» **Data entries**
····················

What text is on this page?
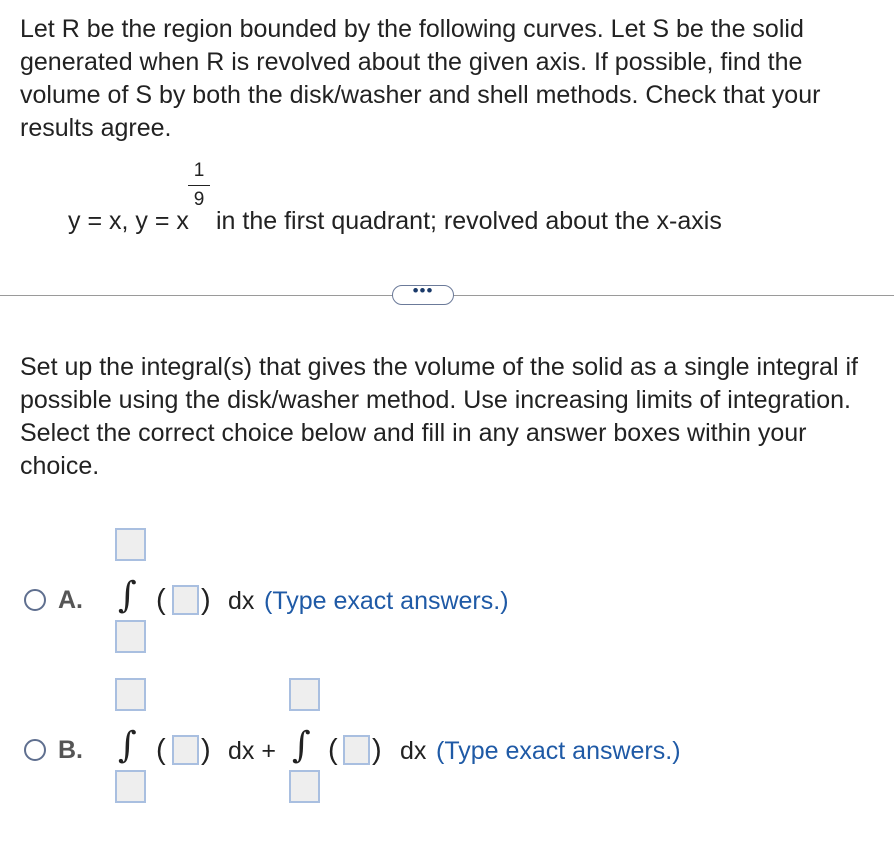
Let R be the region bounded by the following curves. Let S be the solid generated when R is revolved about the given axis. If possible, find the volume of S by both the disk/washer and shell methods. Check that your results agree.
y = x, y = x
1
9
in the first quadrant; revolved about the x-axis
•••
Set up the integral(s) that gives the volume of the solid as a single integral if possible using the disk/washer method. Use increasing limits of integration. Select the correct choice below and fill in any answer boxes within your choice.
A. ∫ ( ) dx (Type exact answers.)
B. ∫ ( ) dx + ∫ ( ) dx (Type exact answers.)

····················

Look for the word "exact" and return every line where it occurs.

A. ∫ ( ) dx (Type exact answers.)
B. ∫ ( ) dx + ∫ ( ) dx (Type exact answers.)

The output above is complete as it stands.